- MATERIAL PROVIDED -
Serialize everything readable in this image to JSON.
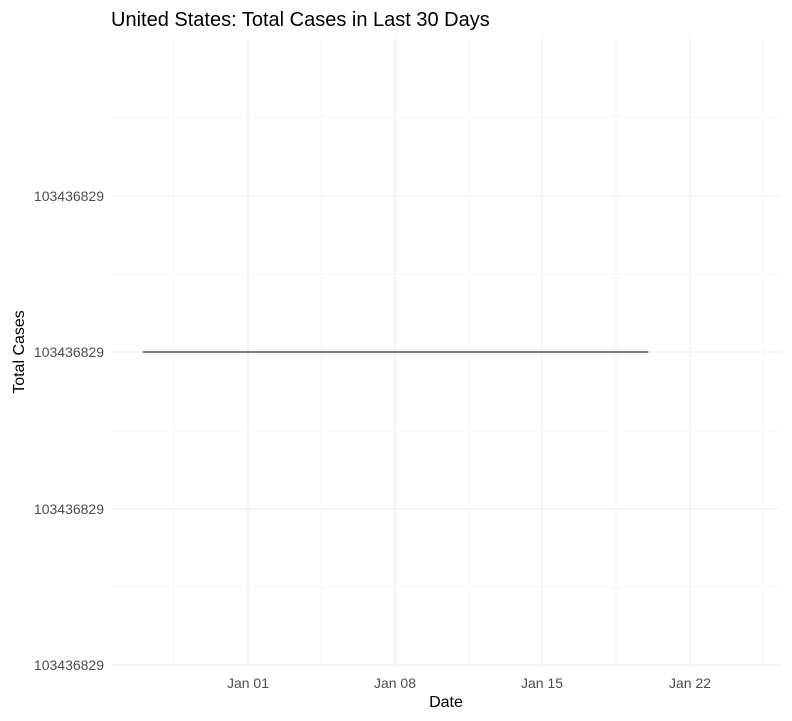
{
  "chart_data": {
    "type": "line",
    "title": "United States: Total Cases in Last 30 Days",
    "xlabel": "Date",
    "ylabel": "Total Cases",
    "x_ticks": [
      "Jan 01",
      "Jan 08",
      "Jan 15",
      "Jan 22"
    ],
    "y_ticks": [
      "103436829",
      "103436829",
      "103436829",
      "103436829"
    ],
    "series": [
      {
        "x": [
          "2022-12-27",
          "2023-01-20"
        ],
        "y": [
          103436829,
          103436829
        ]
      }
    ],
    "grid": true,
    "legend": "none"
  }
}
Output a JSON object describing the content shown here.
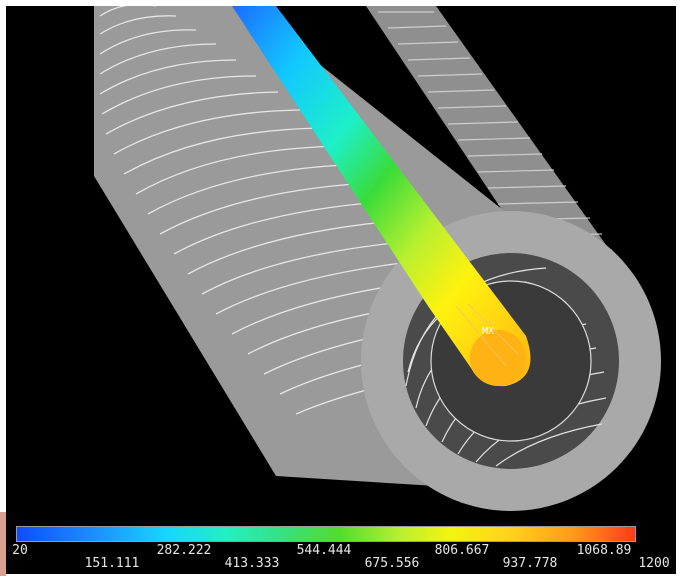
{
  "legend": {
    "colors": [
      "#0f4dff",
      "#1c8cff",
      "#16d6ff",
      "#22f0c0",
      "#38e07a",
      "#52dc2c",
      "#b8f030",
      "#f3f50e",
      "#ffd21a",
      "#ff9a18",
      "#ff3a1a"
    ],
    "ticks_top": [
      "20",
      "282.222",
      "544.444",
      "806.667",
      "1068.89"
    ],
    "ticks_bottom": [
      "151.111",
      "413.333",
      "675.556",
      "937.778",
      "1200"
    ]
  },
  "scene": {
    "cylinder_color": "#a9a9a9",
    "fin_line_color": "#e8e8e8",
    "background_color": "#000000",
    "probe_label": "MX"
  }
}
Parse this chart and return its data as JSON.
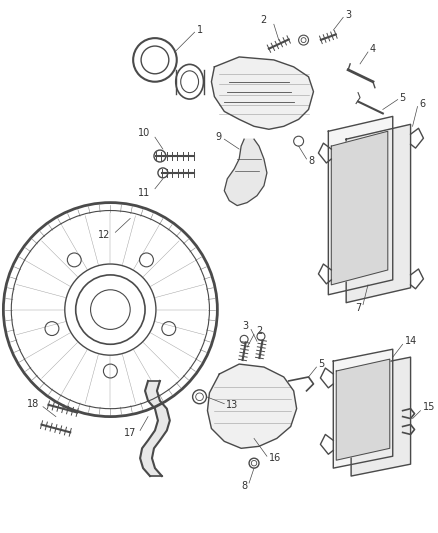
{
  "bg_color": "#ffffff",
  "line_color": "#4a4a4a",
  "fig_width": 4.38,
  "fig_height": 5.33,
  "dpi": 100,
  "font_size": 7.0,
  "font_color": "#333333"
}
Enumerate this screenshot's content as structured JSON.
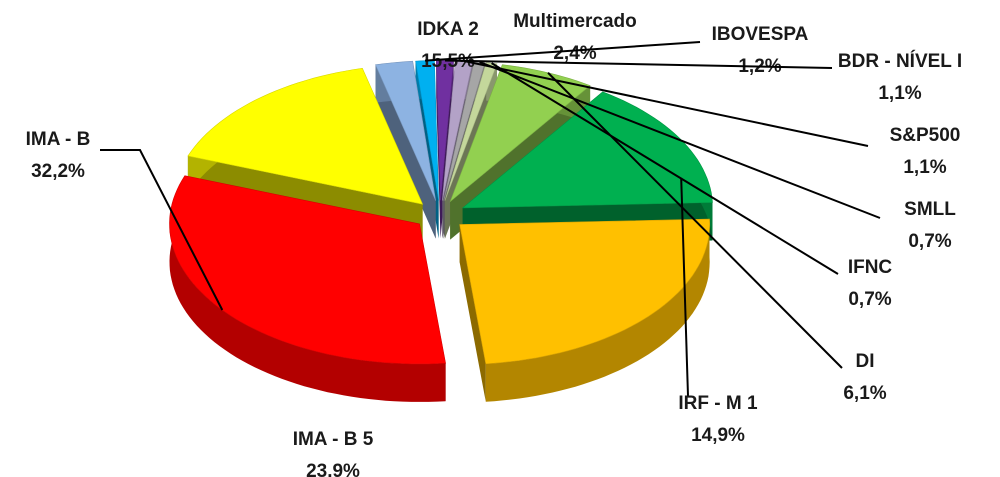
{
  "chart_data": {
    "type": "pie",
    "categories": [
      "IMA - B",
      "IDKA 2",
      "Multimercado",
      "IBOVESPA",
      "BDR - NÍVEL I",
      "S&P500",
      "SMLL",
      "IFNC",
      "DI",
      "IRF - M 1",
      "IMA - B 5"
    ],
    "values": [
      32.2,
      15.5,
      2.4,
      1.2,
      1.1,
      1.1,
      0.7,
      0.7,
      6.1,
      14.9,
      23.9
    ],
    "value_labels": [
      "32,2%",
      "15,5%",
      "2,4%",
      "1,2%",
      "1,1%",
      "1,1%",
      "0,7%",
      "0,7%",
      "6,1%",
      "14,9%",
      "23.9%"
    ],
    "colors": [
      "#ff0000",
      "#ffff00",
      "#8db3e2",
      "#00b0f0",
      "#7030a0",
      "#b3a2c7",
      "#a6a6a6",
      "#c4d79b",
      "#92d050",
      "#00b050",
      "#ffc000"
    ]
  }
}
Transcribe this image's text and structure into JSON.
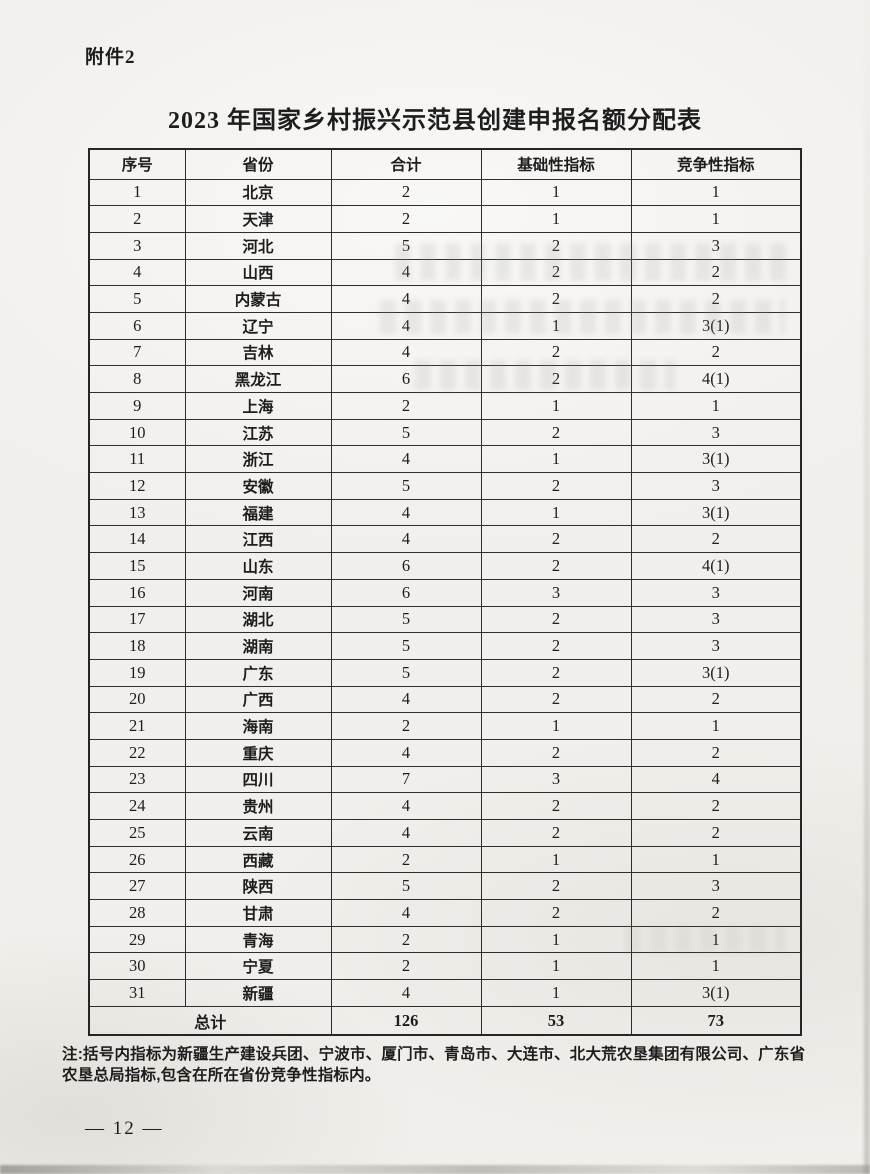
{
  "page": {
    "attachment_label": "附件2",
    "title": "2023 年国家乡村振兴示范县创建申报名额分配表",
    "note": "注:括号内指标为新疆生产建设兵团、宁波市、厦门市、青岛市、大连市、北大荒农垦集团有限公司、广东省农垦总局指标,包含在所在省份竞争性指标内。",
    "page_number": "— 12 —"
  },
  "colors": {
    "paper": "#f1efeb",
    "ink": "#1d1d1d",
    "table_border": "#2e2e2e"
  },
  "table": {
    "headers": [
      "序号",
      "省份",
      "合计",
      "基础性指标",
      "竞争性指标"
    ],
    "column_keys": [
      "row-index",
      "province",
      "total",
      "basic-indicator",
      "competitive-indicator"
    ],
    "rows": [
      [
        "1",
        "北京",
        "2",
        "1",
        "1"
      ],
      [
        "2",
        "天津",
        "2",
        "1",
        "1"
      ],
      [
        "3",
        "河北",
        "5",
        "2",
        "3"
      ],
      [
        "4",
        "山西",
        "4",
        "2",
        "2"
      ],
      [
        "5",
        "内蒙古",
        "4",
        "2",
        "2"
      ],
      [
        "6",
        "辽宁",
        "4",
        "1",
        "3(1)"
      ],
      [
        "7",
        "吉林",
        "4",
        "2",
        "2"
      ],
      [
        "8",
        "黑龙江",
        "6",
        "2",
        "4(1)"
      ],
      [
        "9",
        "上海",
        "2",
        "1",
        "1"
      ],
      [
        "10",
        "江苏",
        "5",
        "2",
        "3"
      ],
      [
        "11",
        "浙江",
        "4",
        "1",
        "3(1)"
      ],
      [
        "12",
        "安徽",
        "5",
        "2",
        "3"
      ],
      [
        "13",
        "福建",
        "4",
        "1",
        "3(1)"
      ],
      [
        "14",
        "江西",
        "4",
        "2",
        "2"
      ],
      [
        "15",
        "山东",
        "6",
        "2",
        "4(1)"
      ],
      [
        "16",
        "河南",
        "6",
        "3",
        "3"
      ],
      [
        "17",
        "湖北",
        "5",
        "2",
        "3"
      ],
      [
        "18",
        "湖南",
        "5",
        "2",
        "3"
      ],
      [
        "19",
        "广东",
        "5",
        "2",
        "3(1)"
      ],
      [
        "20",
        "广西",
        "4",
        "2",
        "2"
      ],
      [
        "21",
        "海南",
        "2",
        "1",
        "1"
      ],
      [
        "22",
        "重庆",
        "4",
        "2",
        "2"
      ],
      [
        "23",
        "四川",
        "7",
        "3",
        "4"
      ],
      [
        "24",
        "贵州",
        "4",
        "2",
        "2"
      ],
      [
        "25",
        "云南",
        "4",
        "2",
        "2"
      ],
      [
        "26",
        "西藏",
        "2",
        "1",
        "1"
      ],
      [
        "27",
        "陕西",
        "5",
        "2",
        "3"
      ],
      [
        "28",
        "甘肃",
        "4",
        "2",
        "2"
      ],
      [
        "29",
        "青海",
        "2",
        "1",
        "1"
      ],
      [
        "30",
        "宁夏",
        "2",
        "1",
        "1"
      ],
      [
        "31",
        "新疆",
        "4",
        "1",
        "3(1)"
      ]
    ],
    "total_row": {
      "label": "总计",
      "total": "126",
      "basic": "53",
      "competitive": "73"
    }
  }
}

- THE TASK -
Leave the images out and output the remaining material exactly as it stands.

- CORRECT ANSWER -
Serialize everything readable in this image to JSON.
{
  "chart_data": {
    "type": "line",
    "title": "United States: Total Cases in Last 30 Days",
    "xlabel": "Date",
    "ylabel": "Total Cases",
    "x_ticks": [
      "Jan 01",
      "Jan 08",
      "Jan 15",
      "Jan 22"
    ],
    "y_ticks": [
      "103436829",
      "103436829",
      "103436829",
      "103436829"
    ],
    "series": [
      {
        "x": [
          "2022-12-27",
          "2023-01-20"
        ],
        "y": [
          103436829,
          103436829
        ]
      }
    ],
    "grid": true,
    "legend": "none"
  }
}
Output a JSON object describing the content shown here.
{
  "legend": {
    "colors": [
      "#0f4dff",
      "#1c8cff",
      "#16d6ff",
      "#22f0c0",
      "#38e07a",
      "#52dc2c",
      "#b8f030",
      "#f3f50e",
      "#ffd21a",
      "#ff9a18",
      "#ff3a1a"
    ],
    "ticks_top": [
      "20",
      "282.222",
      "544.444",
      "806.667",
      "1068.89"
    ],
    "ticks_bottom": [
      "151.111",
      "413.333",
      "675.556",
      "937.778",
      "1200"
    ]
  },
  "scene": {
    "cylinder_color": "#a9a9a9",
    "fin_line_color": "#e8e8e8",
    "background_color": "#000000",
    "probe_label": "MX"
  }
}
Parse this chart and return its data as JSON.
{
  "bg_color": "#ffffff",
  "line_color": "#4a4a4a",
  "fig_width": 4.38,
  "fig_height": 5.33,
  "dpi": 100,
  "font_size": 7.0,
  "font_color": "#333333"
}
Enumerate this screenshot's content as structured JSON.
{
  "chart_data": {
    "type": "pie",
    "categories": [
      "IMA - B",
      "IDKA 2",
      "Multimercado",
      "IBOVESPA",
      "BDR - NÍVEL I",
      "S&P500",
      "SMLL",
      "IFNC",
      "DI",
      "IRF - M 1",
      "IMA - B 5"
    ],
    "values": [
      32.2,
      15.5,
      2.4,
      1.2,
      1.1,
      1.1,
      0.7,
      0.7,
      6.1,
      14.9,
      23.9
    ],
    "value_labels": [
      "32,2%",
      "15,5%",
      "2,4%",
      "1,2%",
      "1,1%",
      "1,1%",
      "0,7%",
      "0,7%",
      "6,1%",
      "14,9%",
      "23.9%"
    ],
    "colors": [
      "#ff0000",
      "#ffff00",
      "#8db3e2",
      "#00b0f0",
      "#7030a0",
      "#b3a2c7",
      "#a6a6a6",
      "#c4d79b",
      "#92d050",
      "#00b050",
      "#ffc000"
    ]
  }
}
Transcribe this image's text and structure into JSON.
{
  "page": {
    "attachment_label": "附件2",
    "title": "2023 年国家乡村振兴示范县创建申报名额分配表",
    "note": "注:括号内指标为新疆生产建设兵团、宁波市、厦门市、青岛市、大连市、北大荒农垦集团有限公司、广东省农垦总局指标,包含在所在省份竞争性指标内。",
    "page_number": "— 12 —"
  },
  "colors": {
    "paper": "#f1efeb",
    "ink": "#1d1d1d",
    "table_border": "#2e2e2e"
  },
  "table": {
    "headers": [
      "序号",
      "省份",
      "合计",
      "基础性指标",
      "竞争性指标"
    ],
    "column_keys": [
      "row-index",
      "province",
      "total",
      "basic-indicator",
      "competitive-indicator"
    ],
    "rows": [
      [
        "1",
        "北京",
        "2",
        "1",
        "1"
      ],
      [
        "2",
        "天津",
        "2",
        "1",
        "1"
      ],
      [
        "3",
        "河北",
        "5",
        "2",
        "3"
      ],
      [
        "4",
        "山西",
        "4",
        "2",
        "2"
      ],
      [
        "5",
        "内蒙古",
        "4",
        "2",
        "2"
      ],
      [
        "6",
        "辽宁",
        "4",
        "1",
        "3(1)"
      ],
      [
        "7",
        "吉林",
        "4",
        "2",
        "2"
      ],
      [
        "8",
        "黑龙江",
        "6",
        "2",
        "4(1)"
      ],
      [
        "9",
        "上海",
        "2",
        "1",
        "1"
      ],
      [
        "10",
        "江苏",
        "5",
        "2",
        "3"
      ],
      [
        "11",
        "浙江",
        "4",
        "1",
        "3(1)"
      ],
      [
        "12",
        "安徽",
        "5",
        "2",
        "3"
      ],
      [
        "13",
        "福建",
        "4",
        "1",
        "3(1)"
      ],
      [
        "14",
        "江西",
        "4",
        "2",
        "2"
      ],
      [
        "15",
        "山东",
        "6",
        "2",
        "4(1)"
      ],
      [
        "16",
        "河南",
        "6",
        "3",
        "3"
      ],
      [
        "17",
        "湖北",
        "5",
        "2",
        "3"
      ],
      [
        "18",
        "湖南",
        "5",
        "2",
        "3"
      ],
      [
        "19",
        "广东",
        "5",
        "2",
        "3(1)"
      ],
      [
        "20",
        "广西",
        "4",
        "2",
        "2"
      ],
      [
        "21",
        "海南",
        "2",
        "1",
        "1"
      ],
      [
        "22",
        "重庆",
        "4",
        "2",
        "2"
      ],
      [
        "23",
        "四川",
        "7",
        "3",
        "4"
      ],
      [
        "24",
        "贵州",
        "4",
        "2",
        "2"
      ],
      [
        "25",
        "云南",
        "4",
        "2",
        "2"
      ],
      [
        "26",
        "西藏",
        "2",
        "1",
        "1"
      ],
      [
        "27",
        "陕西",
        "5",
        "2",
        "3"
      ],
      [
        "28",
        "甘肃",
        "4",
        "2",
        "2"
      ],
      [
        "29",
        "青海",
        "2",
        "1",
        "1"
      ],
      [
        "30",
        "宁夏",
        "2",
        "1",
        "1"
      ],
      [
        "31",
        "新疆",
        "4",
        "1",
        "3(1)"
      ]
    ],
    "total_row": {
      "label": "总计",
      "total": "126",
      "basic": "53",
      "competitive": "73"
    }
  }
}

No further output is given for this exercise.